__AIM OF THE TASK__.
Make an exact copy of all the data.

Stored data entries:

──────────────────────────────

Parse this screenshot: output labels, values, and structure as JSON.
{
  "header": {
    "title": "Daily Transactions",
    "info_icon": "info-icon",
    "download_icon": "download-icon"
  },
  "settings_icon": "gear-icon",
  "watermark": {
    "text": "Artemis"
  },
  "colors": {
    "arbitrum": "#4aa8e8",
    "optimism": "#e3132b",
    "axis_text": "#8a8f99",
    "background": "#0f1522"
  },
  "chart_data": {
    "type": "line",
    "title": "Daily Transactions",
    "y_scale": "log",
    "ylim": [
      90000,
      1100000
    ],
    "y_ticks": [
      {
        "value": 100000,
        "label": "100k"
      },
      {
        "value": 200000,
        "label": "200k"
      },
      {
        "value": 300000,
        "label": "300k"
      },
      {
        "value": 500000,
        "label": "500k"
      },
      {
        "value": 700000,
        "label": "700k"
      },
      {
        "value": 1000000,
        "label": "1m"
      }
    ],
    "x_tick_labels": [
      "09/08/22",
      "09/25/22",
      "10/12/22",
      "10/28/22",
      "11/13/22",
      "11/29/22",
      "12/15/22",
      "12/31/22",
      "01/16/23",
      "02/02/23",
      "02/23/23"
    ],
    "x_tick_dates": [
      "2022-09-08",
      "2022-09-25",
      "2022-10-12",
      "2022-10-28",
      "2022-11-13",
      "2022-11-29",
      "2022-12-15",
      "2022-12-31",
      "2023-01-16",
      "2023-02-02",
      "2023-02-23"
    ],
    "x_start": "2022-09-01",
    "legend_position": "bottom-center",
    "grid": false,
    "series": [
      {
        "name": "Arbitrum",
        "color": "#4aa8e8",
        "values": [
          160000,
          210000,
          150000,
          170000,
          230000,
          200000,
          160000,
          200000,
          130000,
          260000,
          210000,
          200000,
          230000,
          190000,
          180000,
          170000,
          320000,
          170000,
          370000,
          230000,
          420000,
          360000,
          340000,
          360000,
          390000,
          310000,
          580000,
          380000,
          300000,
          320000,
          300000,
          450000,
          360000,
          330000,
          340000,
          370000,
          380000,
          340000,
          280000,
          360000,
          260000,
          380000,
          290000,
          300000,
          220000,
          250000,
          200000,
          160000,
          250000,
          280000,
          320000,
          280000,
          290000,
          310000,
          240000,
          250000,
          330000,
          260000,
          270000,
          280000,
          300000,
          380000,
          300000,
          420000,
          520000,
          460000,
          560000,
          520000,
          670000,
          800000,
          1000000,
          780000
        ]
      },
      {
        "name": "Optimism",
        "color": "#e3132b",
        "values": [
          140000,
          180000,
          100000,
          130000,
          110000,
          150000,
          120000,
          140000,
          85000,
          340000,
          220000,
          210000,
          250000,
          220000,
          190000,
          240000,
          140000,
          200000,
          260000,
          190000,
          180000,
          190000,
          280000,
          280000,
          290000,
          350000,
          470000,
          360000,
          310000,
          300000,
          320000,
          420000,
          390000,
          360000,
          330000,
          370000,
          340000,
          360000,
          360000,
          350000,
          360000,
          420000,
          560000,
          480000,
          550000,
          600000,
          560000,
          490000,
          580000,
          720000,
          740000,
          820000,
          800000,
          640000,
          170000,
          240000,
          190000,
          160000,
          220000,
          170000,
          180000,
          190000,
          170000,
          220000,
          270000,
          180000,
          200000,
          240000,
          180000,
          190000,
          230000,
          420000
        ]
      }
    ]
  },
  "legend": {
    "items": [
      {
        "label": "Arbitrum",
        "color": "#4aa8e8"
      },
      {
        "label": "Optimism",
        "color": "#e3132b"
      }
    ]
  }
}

──────────────────────────────

__TASK RESULT__.
Parse this screenshot: output labels, values, and structure as JSON.
{
  "header": {
    "title": "Daily Transactions",
    "info_icon": "info-icon",
    "download_icon": "download-icon"
  },
  "settings_icon": "gear-icon",
  "watermark": {
    "text": "Artemis"
  },
  "colors": {
    "arbitrum": "#4aa8e8",
    "optimism": "#e3132b",
    "axis_text": "#8a8f99",
    "background": "#0f1522"
  },
  "chart_data": {
    "type": "line",
    "title": "Daily Transactions",
    "y_scale": "log",
    "ylim": [
      90000,
      1100000
    ],
    "y_ticks": [
      {
        "value": 100000,
        "label": "100k"
      },
      {
        "value": 200000,
        "label": "200k"
      },
      {
        "value": 300000,
        "label": "300k"
      },
      {
        "value": 500000,
        "label": "500k"
      },
      {
        "value": 700000,
        "label": "700k"
      },
      {
        "value": 1000000,
        "label": "1m"
      }
    ],
    "x_tick_labels": [
      "09/08/22",
      "09/25/22",
      "10/12/22",
      "10/28/22",
      "11/13/22",
      "11/29/22",
      "12/15/22",
      "12/31/22",
      "01/16/23",
      "02/02/23",
      "02/23/23"
    ],
    "x_tick_dates": [
      "2022-09-08",
      "2022-09-25",
      "2022-10-12",
      "2022-10-28",
      "2022-11-13",
      "2022-11-29",
      "2022-12-15",
      "2022-12-31",
      "2023-01-16",
      "2023-02-02",
      "2023-02-23"
    ],
    "x_start": "2022-09-01",
    "legend_position": "bottom-center",
    "grid": false,
    "series": [
      {
        "name": "Arbitrum",
        "color": "#4aa8e8",
        "values": [
          160000,
          210000,
          150000,
          170000,
          230000,
          200000,
          160000,
          200000,
          130000,
          260000,
          210000,
          200000,
          230000,
          190000,
          180000,
          170000,
          320000,
          170000,
          370000,
          230000,
          420000,
          360000,
          340000,
          360000,
          390000,
          310000,
          580000,
          380000,
          300000,
          320000,
          300000,
          450000,
          360000,
          330000,
          340000,
          370000,
          380000,
          340000,
          280000,
          360000,
          260000,
          380000,
          290000,
          300000,
          220000,
          250000,
          200000,
          160000,
          250000,
          280000,
          320000,
          280000,
          290000,
          310000,
          240000,
          250000,
          330000,
          260000,
          270000,
          280000,
          300000,
          380000,
          300000,
          420000,
          520000,
          460000,
          560000,
          520000,
          670000,
          800000,
          1000000,
          780000
        ]
      },
      {
        "name": "Optimism",
        "color": "#e3132b",
        "values": [
          140000,
          180000,
          100000,
          130000,
          110000,
          150000,
          120000,
          140000,
          85000,
          340000,
          220000,
          210000,
          250000,
          220000,
          190000,
          240000,
          140000,
          200000,
          260000,
          190000,
          180000,
          190000,
          280000,
          280000,
          290000,
          350000,
          470000,
          360000,
          310000,
          300000,
          320000,
          420000,
          390000,
          360000,
          330000,
          370000,
          340000,
          360000,
          360000,
          350000,
          360000,
          420000,
          560000,
          480000,
          550000,
          600000,
          560000,
          490000,
          580000,
          720000,
          740000,
          820000,
          800000,
          640000,
          170000,
          240000,
          190000,
          160000,
          220000,
          170000,
          180000,
          190000,
          170000,
          220000,
          270000,
          180000,
          200000,
          240000,
          180000,
          190000,
          230000,
          420000
        ]
      }
    ]
  },
  "legend": {
    "items": [
      {
        "label": "Arbitrum",
        "color": "#4aa8e8"
      },
      {
        "label": "Optimism",
        "color": "#e3132b"
      }
    ]
  }
}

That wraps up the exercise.